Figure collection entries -
+ + + +

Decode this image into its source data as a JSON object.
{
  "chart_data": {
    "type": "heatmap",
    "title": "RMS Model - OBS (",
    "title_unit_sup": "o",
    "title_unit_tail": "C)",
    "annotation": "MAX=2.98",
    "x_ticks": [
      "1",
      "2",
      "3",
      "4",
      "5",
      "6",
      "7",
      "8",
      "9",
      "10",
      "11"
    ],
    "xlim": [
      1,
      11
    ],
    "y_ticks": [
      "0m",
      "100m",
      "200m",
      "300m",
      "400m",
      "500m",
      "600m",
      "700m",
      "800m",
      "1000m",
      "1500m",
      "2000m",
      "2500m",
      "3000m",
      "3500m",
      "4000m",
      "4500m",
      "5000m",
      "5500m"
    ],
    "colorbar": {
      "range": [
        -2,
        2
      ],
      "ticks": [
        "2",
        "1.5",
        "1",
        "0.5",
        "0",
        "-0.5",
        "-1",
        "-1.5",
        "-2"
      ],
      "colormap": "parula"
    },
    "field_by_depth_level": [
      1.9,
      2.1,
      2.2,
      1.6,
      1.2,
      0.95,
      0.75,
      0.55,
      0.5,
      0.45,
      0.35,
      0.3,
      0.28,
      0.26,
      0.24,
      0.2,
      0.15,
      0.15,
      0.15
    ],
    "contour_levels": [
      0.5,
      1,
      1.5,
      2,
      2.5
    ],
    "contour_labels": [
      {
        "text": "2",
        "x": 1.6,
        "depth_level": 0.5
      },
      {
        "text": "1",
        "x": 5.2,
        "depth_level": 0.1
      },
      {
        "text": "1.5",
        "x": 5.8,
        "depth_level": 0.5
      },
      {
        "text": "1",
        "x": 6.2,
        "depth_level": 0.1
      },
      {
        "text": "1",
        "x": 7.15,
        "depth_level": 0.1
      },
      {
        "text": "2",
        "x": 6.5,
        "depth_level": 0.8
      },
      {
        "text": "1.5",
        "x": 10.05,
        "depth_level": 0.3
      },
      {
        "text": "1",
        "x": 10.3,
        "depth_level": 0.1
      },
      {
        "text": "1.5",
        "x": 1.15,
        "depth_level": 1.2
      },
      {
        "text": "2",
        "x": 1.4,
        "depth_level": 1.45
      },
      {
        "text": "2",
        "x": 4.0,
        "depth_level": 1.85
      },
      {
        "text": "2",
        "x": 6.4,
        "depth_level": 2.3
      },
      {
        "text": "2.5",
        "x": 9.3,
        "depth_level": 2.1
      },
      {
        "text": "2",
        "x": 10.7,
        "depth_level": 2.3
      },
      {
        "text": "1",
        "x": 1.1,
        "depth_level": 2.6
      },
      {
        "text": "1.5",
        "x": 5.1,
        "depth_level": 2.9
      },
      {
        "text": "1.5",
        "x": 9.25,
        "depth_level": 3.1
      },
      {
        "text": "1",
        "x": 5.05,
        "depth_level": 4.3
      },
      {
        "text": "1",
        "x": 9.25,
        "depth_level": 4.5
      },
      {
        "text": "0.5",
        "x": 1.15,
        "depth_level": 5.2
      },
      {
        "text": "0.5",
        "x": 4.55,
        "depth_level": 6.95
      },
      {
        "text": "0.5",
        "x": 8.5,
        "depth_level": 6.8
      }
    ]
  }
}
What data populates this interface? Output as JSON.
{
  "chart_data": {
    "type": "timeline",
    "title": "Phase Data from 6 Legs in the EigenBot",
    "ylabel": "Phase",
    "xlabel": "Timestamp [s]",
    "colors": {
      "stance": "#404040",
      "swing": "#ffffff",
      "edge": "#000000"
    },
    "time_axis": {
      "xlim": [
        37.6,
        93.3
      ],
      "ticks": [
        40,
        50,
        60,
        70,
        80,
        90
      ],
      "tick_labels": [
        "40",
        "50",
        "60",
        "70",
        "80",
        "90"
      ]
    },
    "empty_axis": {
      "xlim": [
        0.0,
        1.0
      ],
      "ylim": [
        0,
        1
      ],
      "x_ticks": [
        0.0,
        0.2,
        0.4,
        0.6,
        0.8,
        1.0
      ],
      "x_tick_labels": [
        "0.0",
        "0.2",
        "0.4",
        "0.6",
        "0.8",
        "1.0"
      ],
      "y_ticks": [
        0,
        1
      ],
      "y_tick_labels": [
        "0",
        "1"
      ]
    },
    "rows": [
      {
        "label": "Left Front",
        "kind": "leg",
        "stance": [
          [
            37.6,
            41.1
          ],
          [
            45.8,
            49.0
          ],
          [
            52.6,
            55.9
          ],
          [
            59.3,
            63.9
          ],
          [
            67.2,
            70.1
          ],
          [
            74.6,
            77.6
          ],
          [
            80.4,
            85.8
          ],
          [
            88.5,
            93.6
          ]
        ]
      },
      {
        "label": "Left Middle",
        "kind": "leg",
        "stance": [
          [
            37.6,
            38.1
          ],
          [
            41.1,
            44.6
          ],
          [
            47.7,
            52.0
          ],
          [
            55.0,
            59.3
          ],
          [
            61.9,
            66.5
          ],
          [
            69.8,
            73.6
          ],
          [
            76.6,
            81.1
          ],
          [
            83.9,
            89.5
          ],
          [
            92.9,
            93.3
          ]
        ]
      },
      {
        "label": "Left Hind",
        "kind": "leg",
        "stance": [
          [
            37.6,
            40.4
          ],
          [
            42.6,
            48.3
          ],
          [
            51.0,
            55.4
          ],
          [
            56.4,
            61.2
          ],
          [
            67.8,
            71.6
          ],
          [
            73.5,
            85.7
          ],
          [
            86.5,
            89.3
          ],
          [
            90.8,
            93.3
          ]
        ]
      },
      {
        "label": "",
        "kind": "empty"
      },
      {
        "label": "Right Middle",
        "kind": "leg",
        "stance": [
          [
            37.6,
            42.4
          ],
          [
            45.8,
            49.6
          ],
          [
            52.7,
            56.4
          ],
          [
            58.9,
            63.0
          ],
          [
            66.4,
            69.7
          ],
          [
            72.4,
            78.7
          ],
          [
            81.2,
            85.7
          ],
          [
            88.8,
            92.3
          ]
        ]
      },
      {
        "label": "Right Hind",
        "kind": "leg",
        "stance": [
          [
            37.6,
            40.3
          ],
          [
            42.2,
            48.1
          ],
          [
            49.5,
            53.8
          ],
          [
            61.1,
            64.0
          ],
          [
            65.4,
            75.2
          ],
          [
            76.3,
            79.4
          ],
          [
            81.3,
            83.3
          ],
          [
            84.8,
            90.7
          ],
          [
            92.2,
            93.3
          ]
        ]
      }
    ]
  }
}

+ + + +

SHORT EXERCISE - Reproduce the entries above in full by retyping them exactly.

FULL SOLUTION -
Decode this image into its source data as a JSON object.
{
  "chart_data": {
    "type": "heatmap",
    "title": "RMS Model - OBS (",
    "title_unit_sup": "o",
    "title_unit_tail": "C)",
    "annotation": "MAX=2.98",
    "x_ticks": [
      "1",
      "2",
      "3",
      "4",
      "5",
      "6",
      "7",
      "8",
      "9",
      "10",
      "11"
    ],
    "xlim": [
      1,
      11
    ],
    "y_ticks": [
      "0m",
      "100m",
      "200m",
      "300m",
      "400m",
      "500m",
      "600m",
      "700m",
      "800m",
      "1000m",
      "1500m",
      "2000m",
      "2500m",
      "3000m",
      "3500m",
      "4000m",
      "4500m",
      "5000m",
      "5500m"
    ],
    "colorbar": {
      "range": [
        -2,
        2
      ],
      "ticks": [
        "2",
        "1.5",
        "1",
        "0.5",
        "0",
        "-0.5",
        "-1",
        "-1.5",
        "-2"
      ],
      "colormap": "parula"
    },
    "field_by_depth_level": [
      1.9,
      2.1,
      2.2,
      1.6,
      1.2,
      0.95,
      0.75,
      0.55,
      0.5,
      0.45,
      0.35,
      0.3,
      0.28,
      0.26,
      0.24,
      0.2,
      0.15,
      0.15,
      0.15
    ],
    "contour_levels": [
      0.5,
      1,
      1.5,
      2,
      2.5
    ],
    "contour_labels": [
      {
        "text": "2",
        "x": 1.6,
        "depth_level": 0.5
      },
      {
        "text": "1",
        "x": 5.2,
        "depth_level": 0.1
      },
      {
        "text": "1.5",
        "x": 5.8,
        "depth_level": 0.5
      },
      {
        "text": "1",
        "x": 6.2,
        "depth_level": 0.1
      },
      {
        "text": "1",
        "x": 7.15,
        "depth_level": 0.1
      },
      {
        "text": "2",
        "x": 6.5,
        "depth_level": 0.8
      },
      {
        "text": "1.5",
        "x": 10.05,
        "depth_level": 0.3
      },
      {
        "text": "1",
        "x": 10.3,
        "depth_level": 0.1
      },
      {
        "text": "1.5",
        "x": 1.15,
        "depth_level": 1.2
      },
      {
        "text": "2",
        "x": 1.4,
        "depth_level": 1.45
      },
      {
        "text": "2",
        "x": 4.0,
        "depth_level": 1.85
      },
      {
        "text": "2",
        "x": 6.4,
        "depth_level": 2.3
      },
      {
        "text": "2.5",
        "x": 9.3,
        "depth_level": 2.1
      },
      {
        "text": "2",
        "x": 10.7,
        "depth_level": 2.3
      },
      {
        "text": "1",
        "x": 1.1,
        "depth_level": 2.6
      },
      {
        "text": "1.5",
        "x": 5.1,
        "depth_level": 2.9
      },
      {
        "text": "1.5",
        "x": 9.25,
        "depth_level": 3.1
      },
      {
        "text": "1",
        "x": 5.05,
        "depth_level": 4.3
      },
      {
        "text": "1",
        "x": 9.25,
        "depth_level": 4.5
      },
      {
        "text": "0.5",
        "x": 1.15,
        "depth_level": 5.2
      },
      {
        "text": "0.5",
        "x": 4.55,
        "depth_level": 6.95
      },
      {
        "text": "0.5",
        "x": 8.5,
        "depth_level": 6.8
      }
    ]
  }
}
What data populates this interface? Output as JSON.
{
  "chart_data": {
    "type": "timeline",
    "title": "Phase Data from 6 Legs in the EigenBot",
    "ylabel": "Phase",
    "xlabel": "Timestamp [s]",
    "colors": {
      "stance": "#404040",
      "swing": "#ffffff",
      "edge": "#000000"
    },
    "time_axis": {
      "xlim": [
        37.6,
        93.3
      ],
      "ticks": [
        40,
        50,
        60,
        70,
        80,
        90
      ],
      "tick_labels": [
        "40",
        "50",
        "60",
        "70",
        "80",
        "90"
      ]
    },
    "empty_axis": {
      "xlim": [
        0.0,
        1.0
      ],
      "ylim": [
        0,
        1
      ],
      "x_ticks": [
        0.0,
        0.2,
        0.4,
        0.6,
        0.8,
        1.0
      ],
      "x_tick_labels": [
        "0.0",
        "0.2",
        "0.4",
        "0.6",
        "0.8",
        "1.0"
      ],
      "y_ticks": [
        0,
        1
      ],
      "y_tick_labels": [
        "0",
        "1"
      ]
    },
    "rows": [
      {
        "label": "Left Front",
        "kind": "leg",
        "stance": [
          [
            37.6,
            41.1
          ],
          [
            45.8,
            49.0
          ],
          [
            52.6,
            55.9
          ],
          [
            59.3,
            63.9
          ],
          [
            67.2,
            70.1
          ],
          [
            74.6,
            77.6
          ],
          [
            80.4,
            85.8
          ],
          [
            88.5,
            93.6
          ]
        ]
      },
      {
        "label": "Left Middle",
        "kind": "leg",
        "stance": [
          [
            37.6,
            38.1
          ],
          [
            41.1,
            44.6
          ],
          [
            47.7,
            52.0
          ],
          [
            55.0,
            59.3
          ],
          [
            61.9,
            66.5
          ],
          [
            69.8,
            73.6
          ],
          [
            76.6,
            81.1
          ],
          [
            83.9,
            89.5
          ],
          [
            92.9,
            93.3
          ]
        ]
      },
      {
        "label": "Left Hind",
        "kind": "leg",
        "stance": [
          [
            37.6,
            40.4
          ],
          [
            42.6,
            48.3
          ],
          [
            51.0,
            55.4
          ],
          [
            56.4,
            61.2
          ],
          [
            67.8,
            71.6
          ],
          [
            73.5,
            85.7
          ],
          [
            86.5,
            89.3
          ],
          [
            90.8,
            93.3
          ]
        ]
      },
      {
        "label": "",
        "kind": "empty"
      },
      {
        "label": "Right Middle",
        "kind": "leg",
        "stance": [
          [
            37.6,
            42.4
          ],
          [
            45.8,
            49.6
          ],
          [
            52.7,
            56.4
          ],
          [
            58.9,
            63.0
          ],
          [
            66.4,
            69.7
          ],
          [
            72.4,
            78.7
          ],
          [
            81.2,
            85.7
          ],
          [
            88.8,
            92.3
          ]
        ]
      },
      {
        "label": "Right Hind",
        "kind": "leg",
        "stance": [
          [
            37.6,
            40.3
          ],
          [
            42.2,
            48.1
          ],
          [
            49.5,
            53.8
          ],
          [
            61.1,
            64.0
          ],
          [
            65.4,
            75.2
          ],
          [
            76.3,
            79.4
          ],
          [
            81.3,
            83.3
          ],
          [
            84.8,
            90.7
          ],
          [
            92.2,
            93.3
          ]
        ]
      }
    ]
  }
}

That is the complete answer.